EXERCISE MATERIALS -

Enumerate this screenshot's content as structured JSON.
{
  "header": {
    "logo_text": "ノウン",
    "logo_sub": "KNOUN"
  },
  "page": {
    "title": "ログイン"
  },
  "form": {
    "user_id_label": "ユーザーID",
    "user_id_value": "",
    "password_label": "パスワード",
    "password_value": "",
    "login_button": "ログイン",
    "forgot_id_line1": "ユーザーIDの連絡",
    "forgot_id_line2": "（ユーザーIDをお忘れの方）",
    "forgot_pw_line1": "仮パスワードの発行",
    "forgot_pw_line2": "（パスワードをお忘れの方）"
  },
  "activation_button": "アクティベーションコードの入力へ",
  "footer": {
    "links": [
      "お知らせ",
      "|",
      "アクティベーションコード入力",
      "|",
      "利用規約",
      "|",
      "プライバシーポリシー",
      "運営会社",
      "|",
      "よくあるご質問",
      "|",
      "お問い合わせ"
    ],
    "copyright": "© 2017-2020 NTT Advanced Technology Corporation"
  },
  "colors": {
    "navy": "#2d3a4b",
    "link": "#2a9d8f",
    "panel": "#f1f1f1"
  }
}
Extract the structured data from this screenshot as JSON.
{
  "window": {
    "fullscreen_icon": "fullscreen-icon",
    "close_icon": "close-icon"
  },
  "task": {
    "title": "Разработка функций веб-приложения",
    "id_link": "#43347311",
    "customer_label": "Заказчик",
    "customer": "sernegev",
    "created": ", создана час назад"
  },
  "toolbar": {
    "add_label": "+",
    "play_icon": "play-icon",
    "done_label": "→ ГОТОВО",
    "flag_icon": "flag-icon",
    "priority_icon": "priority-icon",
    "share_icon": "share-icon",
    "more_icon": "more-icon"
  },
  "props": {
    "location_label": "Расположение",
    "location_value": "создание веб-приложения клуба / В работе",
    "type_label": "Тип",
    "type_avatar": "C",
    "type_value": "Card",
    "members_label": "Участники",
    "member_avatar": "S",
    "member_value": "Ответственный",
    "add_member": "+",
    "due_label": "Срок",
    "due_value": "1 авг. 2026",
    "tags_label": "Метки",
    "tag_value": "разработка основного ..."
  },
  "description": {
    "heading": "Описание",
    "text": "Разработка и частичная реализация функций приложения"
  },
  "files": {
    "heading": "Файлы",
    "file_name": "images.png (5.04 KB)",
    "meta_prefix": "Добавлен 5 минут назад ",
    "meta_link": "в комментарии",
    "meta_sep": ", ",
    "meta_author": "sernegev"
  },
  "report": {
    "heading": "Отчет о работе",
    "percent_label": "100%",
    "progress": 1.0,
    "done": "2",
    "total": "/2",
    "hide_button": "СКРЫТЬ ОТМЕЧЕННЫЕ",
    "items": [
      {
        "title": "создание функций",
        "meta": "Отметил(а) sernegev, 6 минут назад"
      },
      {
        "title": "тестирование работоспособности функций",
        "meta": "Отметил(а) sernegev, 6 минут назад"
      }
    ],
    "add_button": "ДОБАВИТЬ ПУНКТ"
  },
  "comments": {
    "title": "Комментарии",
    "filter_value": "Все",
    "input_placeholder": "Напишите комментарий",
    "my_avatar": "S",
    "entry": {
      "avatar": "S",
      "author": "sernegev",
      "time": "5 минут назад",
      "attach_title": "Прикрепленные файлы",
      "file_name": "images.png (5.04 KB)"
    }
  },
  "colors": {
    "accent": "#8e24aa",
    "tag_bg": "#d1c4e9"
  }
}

WRITTEN PROBLEM - Return all the data exactly as given.

ANSWER TO THIS TASK -
Enumerate this screenshot's content as structured JSON.
{
  "header": {
    "logo_text": "ノウン",
    "logo_sub": "KNOUN"
  },
  "page": {
    "title": "ログイン"
  },
  "form": {
    "user_id_label": "ユーザーID",
    "user_id_value": "",
    "password_label": "パスワード",
    "password_value": "",
    "login_button": "ログイン",
    "forgot_id_line1": "ユーザーIDの連絡",
    "forgot_id_line2": "（ユーザーIDをお忘れの方）",
    "forgot_pw_line1": "仮パスワードの発行",
    "forgot_pw_line2": "（パスワードをお忘れの方）"
  },
  "activation_button": "アクティベーションコードの入力へ",
  "footer": {
    "links": [
      "お知らせ",
      "|",
      "アクティベーションコード入力",
      "|",
      "利用規約",
      "|",
      "プライバシーポリシー",
      "運営会社",
      "|",
      "よくあるご質問",
      "|",
      "お問い合わせ"
    ],
    "copyright": "© 2017-2020 NTT Advanced Technology Corporation"
  },
  "colors": {
    "navy": "#2d3a4b",
    "link": "#2a9d8f",
    "panel": "#f1f1f1"
  }
}
Extract the structured data from this screenshot as JSON.
{
  "window": {
    "fullscreen_icon": "fullscreen-icon",
    "close_icon": "close-icon"
  },
  "task": {
    "title": "Разработка функций веб-приложения",
    "id_link": "#43347311",
    "customer_label": "Заказчик",
    "customer": "sernegev",
    "created": ", создана час назад"
  },
  "toolbar": {
    "add_label": "+",
    "play_icon": "play-icon",
    "done_label": "→ ГОТОВО",
    "flag_icon": "flag-icon",
    "priority_icon": "priority-icon",
    "share_icon": "share-icon",
    "more_icon": "more-icon"
  },
  "props": {
    "location_label": "Расположение",
    "location_value": "создание веб-приложения клуба / В работе",
    "type_label": "Тип",
    "type_avatar": "C",
    "type_value": "Card",
    "members_label": "Участники",
    "member_avatar": "S",
    "member_value": "Ответственный",
    "add_member": "+",
    "due_label": "Срок",
    "due_value": "1 авг. 2026",
    "tags_label": "Метки",
    "tag_value": "разработка основного ..."
  },
  "description": {
    "heading": "Описание",
    "text": "Разработка и частичная реализация функций приложения"
  },
  "files": {
    "heading": "Файлы",
    "file_name": "images.png (5.04 KB)",
    "meta_prefix": "Добавлен 5 минут назад ",
    "meta_link": "в комментарии",
    "meta_sep": ", ",
    "meta_author": "sernegev"
  },
  "report": {
    "heading": "Отчет о работе",
    "percent_label": "100%",
    "progress": 1.0,
    "done": "2",
    "total": "/2",
    "hide_button": "СКРЫТЬ ОТМЕЧЕННЫЕ",
    "items": [
      {
        "title": "создание функций",
        "meta": "Отметил(а) sernegev, 6 минут назад"
      },
      {
        "title": "тестирование работоспособности функций",
        "meta": "Отметил(а) sernegev, 6 минут назад"
      }
    ],
    "add_button": "ДОБАВИТЬ ПУНКТ"
  },
  "comments": {
    "title": "Комментарии",
    "filter_value": "Все",
    "input_placeholder": "Напишите комментарий",
    "my_avatar": "S",
    "entry": {
      "avatar": "S",
      "author": "sernegev",
      "time": "5 минут назад",
      "attach_title": "Прикрепленные файлы",
      "file_name": "images.png (5.04 KB)"
    }
  },
  "colors": {
    "accent": "#8e24aa",
    "tag_bg": "#d1c4e9"
  }
}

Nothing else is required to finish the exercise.